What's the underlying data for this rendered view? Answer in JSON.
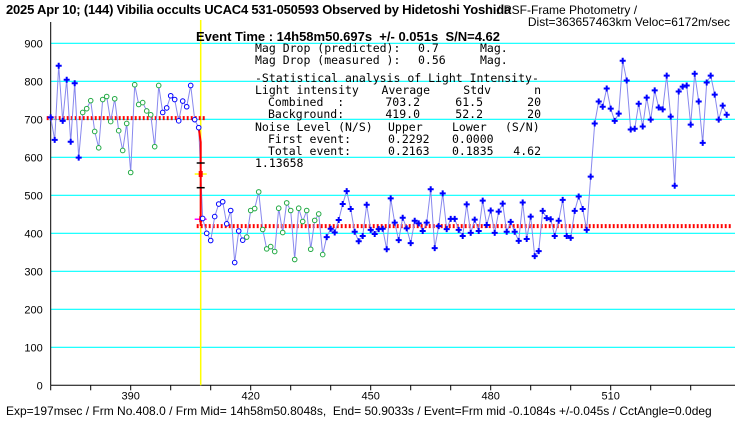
{
  "header": {
    "title": "2025 Apr 10; (144) Vibilia occults UCAC4 531-050593 Observed by Hidetoshi Yoshida",
    "subtitle_line1": "/ PSF-Frame Photometry /",
    "subtitle_line2": "Dist=363657463km Veloc=6172m/sec",
    "event_time": "Event Time : 14h58m50.697s  +/- 0.051s  S/N=4.62"
  },
  "stats": {
    "mag_pred": {
      "label": "Mag Drop (predicted):",
      "value": "0.7",
      "unit": "Mag."
    },
    "mag_meas": {
      "label": "Mag Drop (measured ):",
      "value": "0.56",
      "unit": "Mag."
    },
    "section_title": "-Statistical analysis of Light Intensity-",
    "head": {
      "label": "Light intensity",
      "avg": "Average",
      "std": "Stdv",
      "n": "n"
    },
    "combined": {
      "label": "Combined  :",
      "avg": "703.2",
      "std": "61.5",
      "n": "20"
    },
    "background": {
      "label": "Background:",
      "avg": "419.0",
      "std": "52.2",
      "n": "20"
    },
    "noise_head": {
      "label": "Noise Level (N/S)",
      "upper": "Upper",
      "lower": "Lower",
      "sn": "(S/N)"
    },
    "first_event": {
      "label": "First event:",
      "upper": "0.2292",
      "lower": "0.0000"
    },
    "total_event": {
      "label": "Total event:",
      "upper": "0.2163",
      "lower": "0.1835",
      "sn": "4.62"
    },
    "extra_value": "1.13658"
  },
  "footer": "Exp=197msec / Frm No.408.0 / Frm Mid= 14h58m50.8048s,  End= 50.9033s / Event=Frm mid -0.1084s +/-0.045s / CctAngle=0.0deg",
  "chart_data": {
    "type": "line",
    "xlim": [
      370,
      540
    ],
    "ylim": [
      0,
      900
    ],
    "x_ticks": [
      370,
      380,
      390,
      400,
      410,
      420,
      430,
      440,
      450,
      460,
      470,
      480,
      490,
      500,
      510,
      520,
      530
    ],
    "x_tick_labels": [
      "390",
      "420",
      "450",
      "480",
      "510"
    ],
    "x_tick_label_values": [
      390,
      420,
      450,
      480,
      510
    ],
    "y_tick_labels": [
      "0",
      "100",
      "200",
      "300",
      "400",
      "500",
      "600",
      "700",
      "800",
      "900"
    ],
    "y_tick_values": [
      0,
      100,
      200,
      300,
      400,
      500,
      600,
      700,
      800,
      900
    ],
    "grid": true,
    "x_start": 370,
    "values": [
      705,
      646,
      841,
      696,
      804,
      641,
      795,
      599,
      718,
      728,
      749,
      668,
      625,
      752,
      760,
      694,
      754,
      670,
      618,
      689,
      560,
      791,
      739,
      744,
      722,
      712,
      628,
      789,
      718,
      730,
      762,
      752,
      696,
      748,
      733,
      789,
      699,
      678,
      439,
      400,
      381,
      444,
      477,
      483,
      425,
      460,
      323,
      406,
      382,
      390,
      460,
      465,
      509,
      410,
      359,
      365,
      352,
      466,
      402,
      480,
      460,
      331,
      466,
      431,
      460,
      358,
      434,
      451,
      344,
      390,
      412,
      402,
      435,
      477,
      511,
      464,
      404,
      379,
      393,
      475,
      409,
      398,
      411,
      412,
      358,
      492,
      428,
      382,
      441,
      413,
      374,
      433,
      426,
      406,
      428,
      516,
      361,
      419,
      505,
      411,
      438,
      438,
      409,
      393,
      476,
      401,
      436,
      406,
      486,
      422,
      460,
      401,
      457,
      478,
      404,
      430,
      404,
      380,
      481,
      385,
      444,
      340,
      353,
      459,
      440,
      437,
      393,
      433,
      488,
      393,
      388,
      459,
      497,
      464,
      409,
      549,
      689,
      747,
      733,
      781,
      728,
      696,
      715,
      854,
      802,
      673,
      675,
      741,
      681,
      757,
      699,
      776,
      731,
      726,
      815,
      707,
      525,
      773,
      786,
      789,
      686,
      820,
      747,
      638,
      797,
      815,
      765,
      699,
      736,
      712
    ],
    "point_groups": [
      {
        "from": 370,
        "to": 377,
        "style": "filled"
      },
      {
        "from": 378,
        "to": 397,
        "style": "combined-sample"
      },
      {
        "from": 398,
        "to": 418,
        "style": "hollow"
      },
      {
        "from": 419,
        "to": 438,
        "style": "background-sample"
      },
      {
        "from": 439,
        "to": 539,
        "style": "filled"
      }
    ],
    "combined_level": {
      "value": 703.2,
      "from": 370,
      "to": 407.5
    },
    "background_level": {
      "value": 419.0,
      "from": 407.5,
      "to": 540
    },
    "event_frame": 407.5,
    "event_markers": {
      "upper_tick": 585,
      "lower_tick": 520,
      "mid": 556,
      "bottom": 437
    },
    "colors": {
      "grid": "#00ffff",
      "line": "#8888ee",
      "point": "#0000ff",
      "sample": "#22aa44",
      "level": "#ff0000",
      "event": "#ffff00",
      "bottom_marker": "#ff00ff"
    }
  }
}
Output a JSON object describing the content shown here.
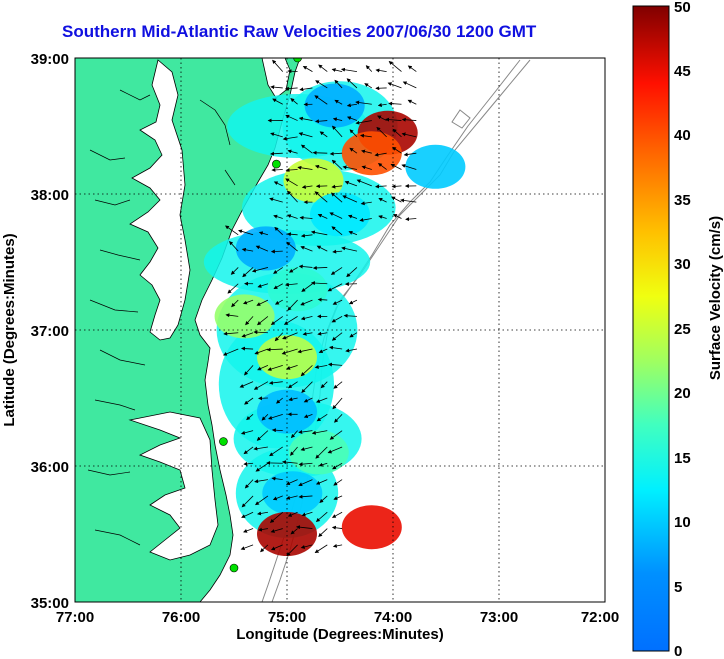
{
  "title": "Southern Mid-Atlantic Raw Velocities 2007/06/30 1200 GMT",
  "map": {
    "xlabel": "Longitude (Degrees:Minutes)",
    "ylabel": "Latitude (Degrees:Minutes)",
    "x_ticks": [
      "77:00",
      "76:00",
      "75:00",
      "74:00",
      "73:00",
      "72:00"
    ],
    "y_ticks": [
      "39:00",
      "38:00",
      "37:00",
      "36:00",
      "35:00"
    ],
    "x_range_deg_west": [
      77,
      72
    ],
    "y_range_deg_north": [
      35,
      39
    ],
    "grid": "dotted",
    "land_color": "#40e8a0",
    "coast_color": "#000000",
    "isobath_color": "#888888",
    "station_color": "#00e000"
  },
  "colorbar": {
    "label": "Surface Velocity (cm/s)",
    "ticks": [
      "0",
      "5",
      "10",
      "15",
      "20",
      "25",
      "30",
      "35",
      "40",
      "45",
      "50"
    ],
    "range": [
      0,
      50
    ],
    "colormap": "jet"
  },
  "chart_data": {
    "type": "heatmap",
    "title": "Southern Mid-Atlantic Raw Velocities 2007/06/30 1200 GMT",
    "xlabel": "Longitude (Degrees:Minutes)",
    "ylabel": "Latitude (Degrees:Minutes)",
    "units": "cm/s",
    "value_range": [
      0,
      50
    ],
    "velocity_patches": [
      {
        "lon": -74.05,
        "lat": 38.45,
        "speed": 48
      },
      {
        "lon": -74.2,
        "lat": 38.3,
        "speed": 40
      },
      {
        "lon": -74.55,
        "lat": 38.65,
        "speed": 8
      },
      {
        "lon": -74.75,
        "lat": 38.1,
        "speed": 25
      },
      {
        "lon": -74.5,
        "lat": 37.85,
        "speed": 12
      },
      {
        "lon": -75.2,
        "lat": 37.6,
        "speed": 8
      },
      {
        "lon": -74.9,
        "lat": 37.3,
        "speed": 16
      },
      {
        "lon": -75.4,
        "lat": 37.1,
        "speed": 22
      },
      {
        "lon": -75.0,
        "lat": 36.8,
        "speed": 24
      },
      {
        "lon": -75.0,
        "lat": 36.4,
        "speed": 9
      },
      {
        "lon": -74.7,
        "lat": 36.1,
        "speed": 18
      },
      {
        "lon": -74.95,
        "lat": 35.8,
        "speed": 10
      },
      {
        "lon": -75.0,
        "lat": 35.5,
        "speed": 48
      },
      {
        "lon": -74.2,
        "lat": 35.55,
        "speed": 45
      },
      {
        "lon": -73.6,
        "lat": 38.2,
        "speed": 10
      }
    ],
    "stations": [
      {
        "lon": -74.9,
        "lat": 39.0
      },
      {
        "lon": -75.1,
        "lat": 38.22
      },
      {
        "lon": -75.6,
        "lat": 36.18
      },
      {
        "lon": -75.5,
        "lat": 35.25
      }
    ]
  }
}
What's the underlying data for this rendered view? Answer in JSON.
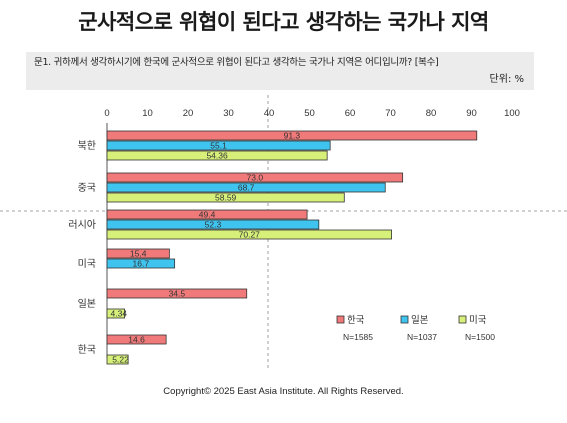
{
  "title": "군사적으로 위협이 된다고 생각하는 국가나 지역",
  "question": "문1. 귀하께서 생각하시기에 한국에 군사적으로 위협이 된다고 생각하는 국가나 지역은 어디입니까? [복수]",
  "unit": "단위: %",
  "copyright": "Copyright© 2025 East Asia Institute. All Rights Reserved.",
  "chart_data": {
    "type": "bar",
    "orientation": "horizontal",
    "categories": [
      "북한",
      "중국",
      "러시아",
      "미국",
      "일본",
      "한국"
    ],
    "xlim": [
      0,
      100
    ],
    "ticks": [
      0,
      10,
      20,
      30,
      40,
      50,
      60,
      70,
      80,
      90,
      100
    ],
    "grid": false,
    "legend_position": "bottom-right",
    "series": [
      {
        "name": "한국",
        "n": "N=1585",
        "color": "#f07a7a",
        "values": [
          91.3,
          73.0,
          49.4,
          15.4,
          34.5,
          14.6
        ],
        "labels": [
          "91.3",
          "73.0",
          "49.4",
          "15.4",
          "34.5",
          "14.6"
        ]
      },
      {
        "name": "일본",
        "n": "N=1037",
        "color": "#3fc4f0",
        "values": [
          55.1,
          68.7,
          52.3,
          16.7,
          null,
          null
        ],
        "labels": [
          "55.1",
          "68.7",
          "52.3",
          "16.7",
          "",
          ""
        ]
      },
      {
        "name": "미국",
        "n": "N=1500",
        "color": "#d6f07a",
        "values": [
          54.36,
          58.59,
          70.27,
          null,
          4.34,
          5.22
        ],
        "labels": [
          "54.36",
          "58.59",
          "70.27",
          "",
          "4.34",
          "5.22"
        ]
      }
    ]
  }
}
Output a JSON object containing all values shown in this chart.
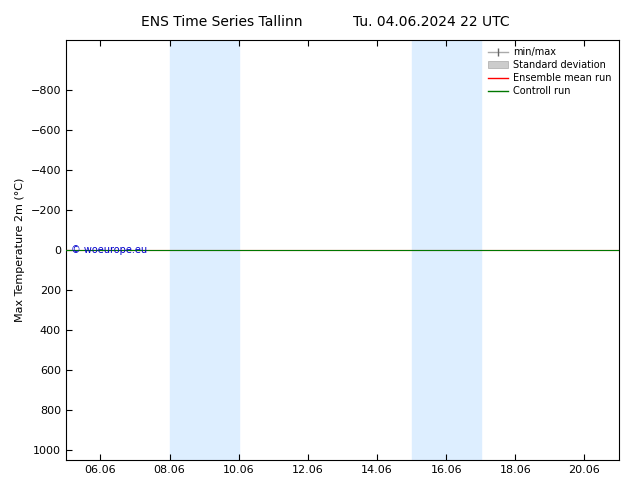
{
  "title": "ENS Time Series Tallinn",
  "title2": "Tu. 04.06.2024 22 UTC",
  "ylabel": "Max Temperature 2m (°C)",
  "ylim_top": -1050,
  "ylim_bottom": 1050,
  "yticks": [
    -800,
    -600,
    -400,
    -200,
    0,
    200,
    400,
    600,
    800,
    1000
  ],
  "xtick_labels": [
    "06.06",
    "08.06",
    "10.06",
    "12.06",
    "14.06",
    "16.06",
    "18.06",
    "20.06"
  ],
  "xtick_positions": [
    1.0,
    3.0,
    5.0,
    7.0,
    9.0,
    11.0,
    13.0,
    15.0
  ],
  "xlim": [
    0.0,
    16.0
  ],
  "shade_bands": [
    {
      "x_start": 3.0,
      "x_end": 5.0
    },
    {
      "x_start": 10.0,
      "x_end": 12.0
    }
  ],
  "shade_color": "#ddeeff",
  "flat_line_y": 0,
  "line_red_color": "#ff0000",
  "line_green_color": "#007700",
  "line_gray_color": "#888888",
  "watermark": "© woeurope.eu",
  "watermark_color": "#0000cc",
  "legend_labels": [
    "min/max",
    "Standard deviation",
    "Ensemble mean run",
    "Controll run"
  ],
  "background_color": "#ffffff"
}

================================

Pick up at the line that holds "Output a JSON object containing" and restate each line, word for word, through the last line of the entries. Include both end lines but none of the pictures.

SOLVED PROBLEM ->
Output a JSON object containing all values shown in this chart.
{
  "title": "ENS Time Series Tallinn",
  "title2": "Tu. 04.06.2024 22 UTC",
  "ylabel": "Max Temperature 2m (°C)",
  "ylim_top": -1050,
  "ylim_bottom": 1050,
  "yticks": [
    -800,
    -600,
    -400,
    -200,
    0,
    200,
    400,
    600,
    800,
    1000
  ],
  "xtick_labels": [
    "06.06",
    "08.06",
    "10.06",
    "12.06",
    "14.06",
    "16.06",
    "18.06",
    "20.06"
  ],
  "xtick_positions": [
    1.0,
    3.0,
    5.0,
    7.0,
    9.0,
    11.0,
    13.0,
    15.0
  ],
  "xlim": [
    0.0,
    16.0
  ],
  "shade_bands": [
    {
      "x_start": 3.0,
      "x_end": 5.0
    },
    {
      "x_start": 10.0,
      "x_end": 12.0
    }
  ],
  "shade_color": "#ddeeff",
  "flat_line_y": 0,
  "line_red_color": "#ff0000",
  "line_green_color": "#007700",
  "line_gray_color": "#888888",
  "watermark": "© woeurope.eu",
  "watermark_color": "#0000cc",
  "legend_labels": [
    "min/max",
    "Standard deviation",
    "Ensemble mean run",
    "Controll run"
  ],
  "background_color": "#ffffff"
}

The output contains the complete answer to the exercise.